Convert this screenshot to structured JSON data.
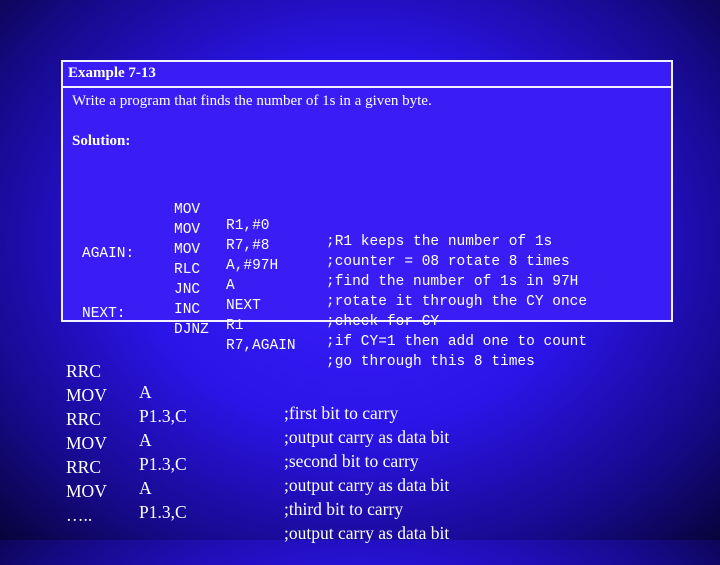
{
  "panel": {
    "header": "Example 7-13",
    "problem": "Write a program that finds the number of 1s in a given byte.",
    "solution_label": "Solution:",
    "code": [
      {
        "label": "",
        "op": "MOV",
        "arg": "R1,#0",
        "comment": ";R1 keeps the number of 1s"
      },
      {
        "label": "",
        "op": "MOV",
        "arg": "R7,#8",
        "comment": ";counter = 08 rotate 8 times"
      },
      {
        "label": "",
        "op": "MOV",
        "arg": "A,#97H",
        "comment": ";find the number of 1s in 97H"
      },
      {
        "label": "AGAIN:",
        "op": "RLC",
        "arg": "A",
        "comment": ";rotate it through the CY once"
      },
      {
        "label": "",
        "op": "JNC",
        "arg": "NEXT",
        "comment": ";check for CY"
      },
      {
        "label": "",
        "op": "INC",
        "arg": "R1",
        "comment": ";if CY=1 then add one to count"
      },
      {
        "label": "NEXT:",
        "op": "DJNZ",
        "arg": "R7,AGAIN",
        "comment": ";go through this 8 times"
      }
    ]
  },
  "bottom_code": [
    {
      "op": "RRC",
      "arg": "A",
      "comment": ";first bit to carry"
    },
    {
      "op": "MOV",
      "arg": "P1.3,C",
      "comment": ";output carry as data bit"
    },
    {
      "op": "RRC",
      "arg": "A",
      "comment": ";second bit to carry"
    },
    {
      "op": "MOV",
      "arg": "P1.3,C",
      "comment": ";output carry as data bit"
    },
    {
      "op": "RRC",
      "arg": "A",
      "comment": ";third bit to carry"
    },
    {
      "op": "MOV",
      "arg": "P1.3,C",
      "comment": ";output carry as data bit"
    },
    {
      "op": "…..",
      "arg": "",
      "comment": ""
    }
  ]
}
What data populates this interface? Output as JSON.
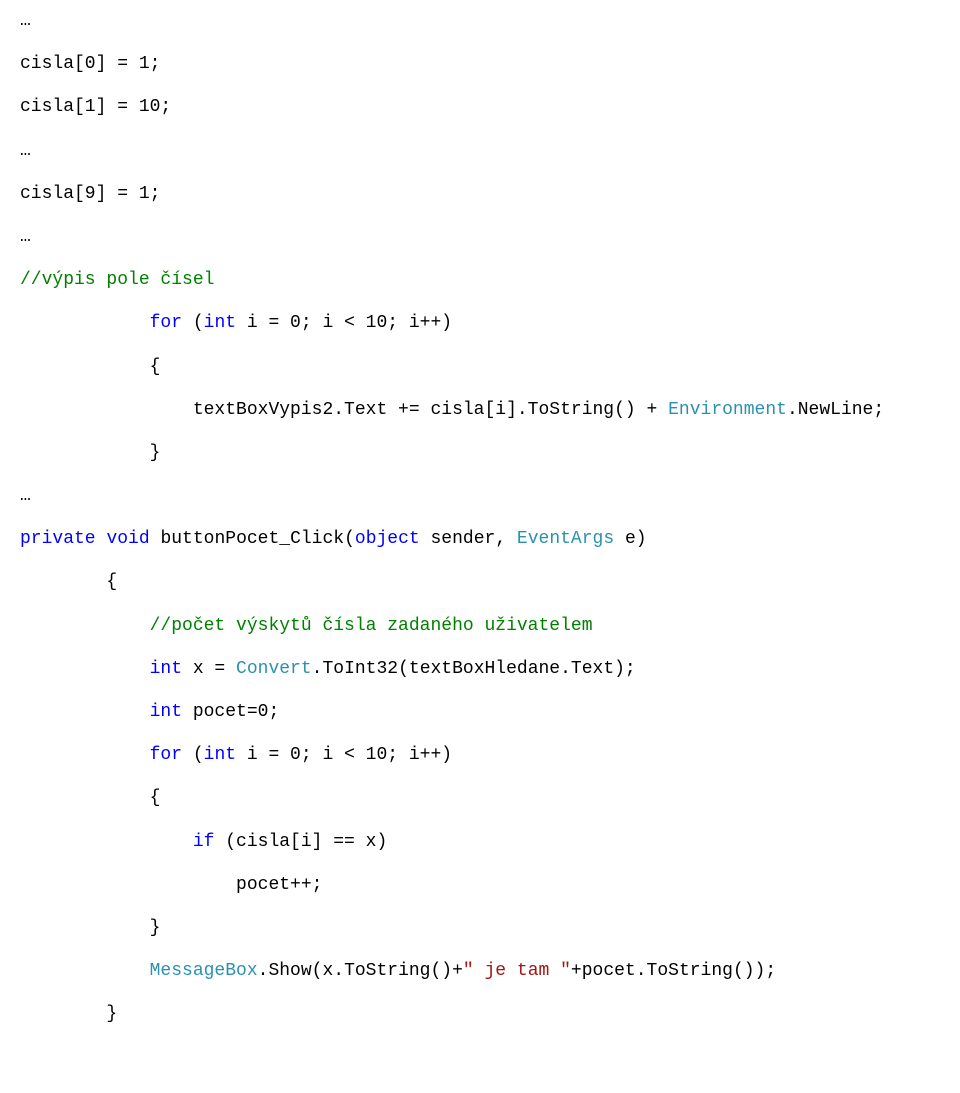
{
  "l01": "…",
  "l02": "cisla[0] = 1;",
  "l03": "cisla[1] = 10;",
  "l04": "…",
  "l05": "cisla[9] = 1;",
  "l06": "…",
  "l07": "//výpis pole čísel",
  "l08a": "            for",
  "l08b": " (",
  "l08c": "int",
  "l08d": " i = 0; i < 10; i++)",
  "l09": "            {",
  "l10a": "                textBoxVypis2.Text += cisla[i].ToString() + ",
  "l10b": "Environment",
  "l10c": ".NewLine;",
  "l11": "            }",
  "l12": "…",
  "l13a": "private",
  "l13b": " ",
  "l13c": "void",
  "l13d": " buttonPocet_Click(",
  "l13e": "object",
  "l13f": " sender, ",
  "l13g": "EventArgs",
  "l13h": " e)",
  "l14": "        {",
  "l15": "            //počet výskytů čísla zadaného uživatelem",
  "l16a": "            ",
  "l16b": "int",
  "l16c": " x = ",
  "l16d": "Convert",
  "l16e": ".ToInt32(textBoxHledane.Text);",
  "l17a": "            ",
  "l17b": "int",
  "l17c": " pocet=0;",
  "l18a": "            ",
  "l18b": "for",
  "l18c": " (",
  "l18d": "int",
  "l18e": " i = 0; i < 10; i++)",
  "l19": "            {",
  "l20a": "                ",
  "l20b": "if",
  "l20c": " (cisla[i] == x)",
  "l21": "                    pocet++;",
  "l22": "            }",
  "l23a": "            ",
  "l23b": "MessageBox",
  "l23c": ".Show(x.ToString()+",
  "l23d": "\" je tam \"",
  "l23e": "+pocet.ToString());",
  "l24": "        }"
}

● ● ●

**Given problem:**
Copy every line from the records above that contains the word "Convert".

**Answer in full:**
Convert this screenshot to structured JSON data.
  "l16d": "Convert",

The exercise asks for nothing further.